§ **To be done**
Write out all lines holding the word "panel".

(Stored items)
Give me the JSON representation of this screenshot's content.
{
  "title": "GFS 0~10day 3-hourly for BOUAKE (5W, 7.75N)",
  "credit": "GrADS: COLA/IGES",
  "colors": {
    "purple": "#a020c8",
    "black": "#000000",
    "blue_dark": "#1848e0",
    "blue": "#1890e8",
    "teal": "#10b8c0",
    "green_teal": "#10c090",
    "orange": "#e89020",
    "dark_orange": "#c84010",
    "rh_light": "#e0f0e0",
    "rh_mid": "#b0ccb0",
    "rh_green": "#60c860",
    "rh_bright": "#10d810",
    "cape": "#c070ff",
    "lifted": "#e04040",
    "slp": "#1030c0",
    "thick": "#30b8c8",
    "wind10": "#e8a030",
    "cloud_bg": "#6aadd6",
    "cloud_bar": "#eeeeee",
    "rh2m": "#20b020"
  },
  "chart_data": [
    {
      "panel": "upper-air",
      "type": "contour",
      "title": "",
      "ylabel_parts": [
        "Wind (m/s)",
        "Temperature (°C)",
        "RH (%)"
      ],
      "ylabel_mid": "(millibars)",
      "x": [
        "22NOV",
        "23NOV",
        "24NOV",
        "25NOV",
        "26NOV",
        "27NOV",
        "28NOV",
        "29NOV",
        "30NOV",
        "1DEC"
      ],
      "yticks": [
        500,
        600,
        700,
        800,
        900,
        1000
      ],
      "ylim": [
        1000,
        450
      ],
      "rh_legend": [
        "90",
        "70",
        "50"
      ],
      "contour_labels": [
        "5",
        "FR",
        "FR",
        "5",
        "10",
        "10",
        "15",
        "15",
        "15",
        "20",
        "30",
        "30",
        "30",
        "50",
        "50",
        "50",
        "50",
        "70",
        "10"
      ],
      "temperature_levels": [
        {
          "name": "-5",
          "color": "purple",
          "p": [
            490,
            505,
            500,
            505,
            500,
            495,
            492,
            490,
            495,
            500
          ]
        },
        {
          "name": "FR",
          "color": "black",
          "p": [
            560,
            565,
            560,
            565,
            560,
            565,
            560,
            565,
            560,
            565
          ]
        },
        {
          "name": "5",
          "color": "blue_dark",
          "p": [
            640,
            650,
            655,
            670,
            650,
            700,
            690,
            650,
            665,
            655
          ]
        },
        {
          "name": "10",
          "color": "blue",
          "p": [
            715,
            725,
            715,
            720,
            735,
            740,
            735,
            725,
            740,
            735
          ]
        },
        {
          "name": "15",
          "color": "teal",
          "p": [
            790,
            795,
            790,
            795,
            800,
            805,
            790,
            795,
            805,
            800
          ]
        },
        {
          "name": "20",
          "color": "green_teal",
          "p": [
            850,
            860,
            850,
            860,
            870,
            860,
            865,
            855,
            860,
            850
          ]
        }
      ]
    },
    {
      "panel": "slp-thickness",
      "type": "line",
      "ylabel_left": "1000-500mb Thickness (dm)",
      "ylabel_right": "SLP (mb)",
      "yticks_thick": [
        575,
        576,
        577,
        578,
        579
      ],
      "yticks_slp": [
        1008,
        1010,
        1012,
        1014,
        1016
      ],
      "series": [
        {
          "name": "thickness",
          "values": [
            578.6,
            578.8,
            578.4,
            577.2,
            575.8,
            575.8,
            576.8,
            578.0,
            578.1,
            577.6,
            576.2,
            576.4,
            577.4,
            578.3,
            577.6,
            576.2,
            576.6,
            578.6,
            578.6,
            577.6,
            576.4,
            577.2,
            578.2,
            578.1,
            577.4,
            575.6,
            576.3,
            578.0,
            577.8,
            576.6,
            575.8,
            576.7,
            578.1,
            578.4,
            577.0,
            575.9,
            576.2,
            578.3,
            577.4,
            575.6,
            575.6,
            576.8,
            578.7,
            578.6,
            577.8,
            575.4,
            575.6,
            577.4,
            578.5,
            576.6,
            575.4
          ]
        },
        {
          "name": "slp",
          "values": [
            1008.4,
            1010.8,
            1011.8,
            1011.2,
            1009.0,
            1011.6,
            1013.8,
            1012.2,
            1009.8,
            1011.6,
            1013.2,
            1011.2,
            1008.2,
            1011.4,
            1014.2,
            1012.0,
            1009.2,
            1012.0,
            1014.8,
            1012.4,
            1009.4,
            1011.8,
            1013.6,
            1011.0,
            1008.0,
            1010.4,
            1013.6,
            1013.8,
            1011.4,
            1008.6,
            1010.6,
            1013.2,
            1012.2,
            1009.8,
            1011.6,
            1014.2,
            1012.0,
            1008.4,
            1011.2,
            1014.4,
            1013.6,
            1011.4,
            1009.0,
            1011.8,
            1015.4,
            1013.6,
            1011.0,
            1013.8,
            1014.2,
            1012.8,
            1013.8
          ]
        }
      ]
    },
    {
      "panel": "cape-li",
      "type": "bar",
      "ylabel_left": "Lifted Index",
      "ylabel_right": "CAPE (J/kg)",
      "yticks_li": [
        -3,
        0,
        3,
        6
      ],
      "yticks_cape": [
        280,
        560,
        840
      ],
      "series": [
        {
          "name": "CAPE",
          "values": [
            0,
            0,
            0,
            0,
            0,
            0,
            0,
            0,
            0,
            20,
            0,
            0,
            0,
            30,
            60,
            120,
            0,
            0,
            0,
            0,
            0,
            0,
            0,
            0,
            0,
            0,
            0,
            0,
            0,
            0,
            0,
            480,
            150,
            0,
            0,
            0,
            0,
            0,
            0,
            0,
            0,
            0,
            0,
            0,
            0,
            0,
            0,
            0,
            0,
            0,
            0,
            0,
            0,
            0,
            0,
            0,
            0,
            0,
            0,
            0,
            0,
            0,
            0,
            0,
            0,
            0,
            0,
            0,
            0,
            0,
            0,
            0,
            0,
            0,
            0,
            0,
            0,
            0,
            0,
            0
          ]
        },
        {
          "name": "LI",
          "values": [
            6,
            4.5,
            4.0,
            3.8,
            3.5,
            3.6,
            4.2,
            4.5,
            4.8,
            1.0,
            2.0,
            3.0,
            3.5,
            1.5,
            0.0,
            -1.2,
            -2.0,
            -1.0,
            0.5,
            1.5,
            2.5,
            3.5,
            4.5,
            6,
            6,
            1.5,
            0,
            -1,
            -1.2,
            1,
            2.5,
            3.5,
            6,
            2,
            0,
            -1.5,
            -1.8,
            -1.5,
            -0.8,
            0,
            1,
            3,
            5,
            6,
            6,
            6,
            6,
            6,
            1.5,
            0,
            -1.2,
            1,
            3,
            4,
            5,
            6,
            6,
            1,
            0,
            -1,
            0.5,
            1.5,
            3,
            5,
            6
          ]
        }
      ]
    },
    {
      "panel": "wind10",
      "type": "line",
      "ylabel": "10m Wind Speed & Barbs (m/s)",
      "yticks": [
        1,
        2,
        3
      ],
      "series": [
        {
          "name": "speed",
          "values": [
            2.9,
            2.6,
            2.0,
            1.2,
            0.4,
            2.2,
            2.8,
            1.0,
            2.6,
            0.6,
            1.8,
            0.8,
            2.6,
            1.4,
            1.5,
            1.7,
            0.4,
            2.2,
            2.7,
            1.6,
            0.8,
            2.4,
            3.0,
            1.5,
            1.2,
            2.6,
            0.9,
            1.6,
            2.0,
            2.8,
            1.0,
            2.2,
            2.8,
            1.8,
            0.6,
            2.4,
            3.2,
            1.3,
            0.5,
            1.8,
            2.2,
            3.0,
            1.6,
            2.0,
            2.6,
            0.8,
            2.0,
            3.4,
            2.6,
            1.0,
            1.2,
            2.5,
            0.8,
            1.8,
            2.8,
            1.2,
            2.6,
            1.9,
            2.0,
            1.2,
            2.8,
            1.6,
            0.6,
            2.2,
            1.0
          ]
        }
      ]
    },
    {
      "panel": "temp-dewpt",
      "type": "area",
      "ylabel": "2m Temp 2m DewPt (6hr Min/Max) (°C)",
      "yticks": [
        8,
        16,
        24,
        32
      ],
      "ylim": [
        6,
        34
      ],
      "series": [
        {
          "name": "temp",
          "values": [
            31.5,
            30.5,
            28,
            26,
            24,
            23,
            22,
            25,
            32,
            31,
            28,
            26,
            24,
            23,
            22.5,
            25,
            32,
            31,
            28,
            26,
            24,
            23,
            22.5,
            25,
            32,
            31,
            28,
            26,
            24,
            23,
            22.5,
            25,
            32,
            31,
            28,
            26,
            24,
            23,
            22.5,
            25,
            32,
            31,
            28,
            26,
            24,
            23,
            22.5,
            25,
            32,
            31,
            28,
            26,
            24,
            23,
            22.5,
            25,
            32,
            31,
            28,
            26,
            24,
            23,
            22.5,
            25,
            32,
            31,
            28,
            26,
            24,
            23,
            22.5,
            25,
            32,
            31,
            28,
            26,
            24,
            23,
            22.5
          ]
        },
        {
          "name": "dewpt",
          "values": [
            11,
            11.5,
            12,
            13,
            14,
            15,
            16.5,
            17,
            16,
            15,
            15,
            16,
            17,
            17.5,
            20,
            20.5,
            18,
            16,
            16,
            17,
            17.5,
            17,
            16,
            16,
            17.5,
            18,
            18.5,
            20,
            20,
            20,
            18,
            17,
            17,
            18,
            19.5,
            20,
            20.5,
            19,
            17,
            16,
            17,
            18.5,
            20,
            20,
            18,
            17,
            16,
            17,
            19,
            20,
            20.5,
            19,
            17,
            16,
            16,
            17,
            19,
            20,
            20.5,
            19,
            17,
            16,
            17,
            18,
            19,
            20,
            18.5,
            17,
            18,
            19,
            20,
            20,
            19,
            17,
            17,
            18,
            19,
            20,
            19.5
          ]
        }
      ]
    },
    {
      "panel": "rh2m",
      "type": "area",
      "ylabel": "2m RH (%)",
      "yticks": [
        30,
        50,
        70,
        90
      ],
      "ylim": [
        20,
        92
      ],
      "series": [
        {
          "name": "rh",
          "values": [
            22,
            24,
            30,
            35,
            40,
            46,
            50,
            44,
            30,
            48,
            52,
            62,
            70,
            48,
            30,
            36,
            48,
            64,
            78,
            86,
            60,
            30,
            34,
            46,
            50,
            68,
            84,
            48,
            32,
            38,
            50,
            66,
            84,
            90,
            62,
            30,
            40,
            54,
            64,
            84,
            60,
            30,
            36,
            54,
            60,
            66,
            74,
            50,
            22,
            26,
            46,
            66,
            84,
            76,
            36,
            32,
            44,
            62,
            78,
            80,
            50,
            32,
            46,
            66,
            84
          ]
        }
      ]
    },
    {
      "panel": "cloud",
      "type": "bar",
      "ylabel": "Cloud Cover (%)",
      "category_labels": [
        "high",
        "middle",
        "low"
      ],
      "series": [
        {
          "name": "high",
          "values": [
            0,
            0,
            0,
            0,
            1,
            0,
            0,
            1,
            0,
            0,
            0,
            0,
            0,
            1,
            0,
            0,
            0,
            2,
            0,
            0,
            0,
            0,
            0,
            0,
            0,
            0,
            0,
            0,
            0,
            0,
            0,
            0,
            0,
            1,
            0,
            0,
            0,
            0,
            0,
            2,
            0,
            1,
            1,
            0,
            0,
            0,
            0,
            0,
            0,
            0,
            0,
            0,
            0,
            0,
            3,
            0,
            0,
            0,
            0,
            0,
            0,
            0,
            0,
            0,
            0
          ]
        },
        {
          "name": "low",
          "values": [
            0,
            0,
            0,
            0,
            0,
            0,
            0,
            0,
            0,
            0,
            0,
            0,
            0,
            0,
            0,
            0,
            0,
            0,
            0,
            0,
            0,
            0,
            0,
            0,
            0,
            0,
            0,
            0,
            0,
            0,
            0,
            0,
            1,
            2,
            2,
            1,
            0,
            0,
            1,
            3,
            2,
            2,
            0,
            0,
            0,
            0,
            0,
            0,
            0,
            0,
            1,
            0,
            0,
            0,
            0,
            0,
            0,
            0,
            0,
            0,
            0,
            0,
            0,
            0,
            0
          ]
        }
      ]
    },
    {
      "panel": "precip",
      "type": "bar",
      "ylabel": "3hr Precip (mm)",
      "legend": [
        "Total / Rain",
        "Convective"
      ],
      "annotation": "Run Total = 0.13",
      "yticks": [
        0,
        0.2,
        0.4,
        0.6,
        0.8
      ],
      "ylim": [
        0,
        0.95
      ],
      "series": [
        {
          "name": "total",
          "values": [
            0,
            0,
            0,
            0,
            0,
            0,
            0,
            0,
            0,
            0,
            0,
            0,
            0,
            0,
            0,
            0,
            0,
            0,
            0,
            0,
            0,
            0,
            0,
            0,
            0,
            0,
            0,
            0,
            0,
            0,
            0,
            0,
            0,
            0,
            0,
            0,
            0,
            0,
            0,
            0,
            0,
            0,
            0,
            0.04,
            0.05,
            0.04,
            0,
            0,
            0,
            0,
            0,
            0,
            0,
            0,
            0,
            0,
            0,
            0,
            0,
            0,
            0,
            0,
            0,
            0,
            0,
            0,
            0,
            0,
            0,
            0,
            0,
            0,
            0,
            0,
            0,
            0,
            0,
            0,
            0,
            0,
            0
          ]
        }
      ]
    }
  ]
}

§ **The result**
      "panel": "upper-air",
      "panel": "slp-thickness",
      "panel": "cape-li",
      "panel": "wind10",
      "panel": "temp-dewpt",
      "panel": "rh2m",
      "panel": "cloud",
      "panel": "precip",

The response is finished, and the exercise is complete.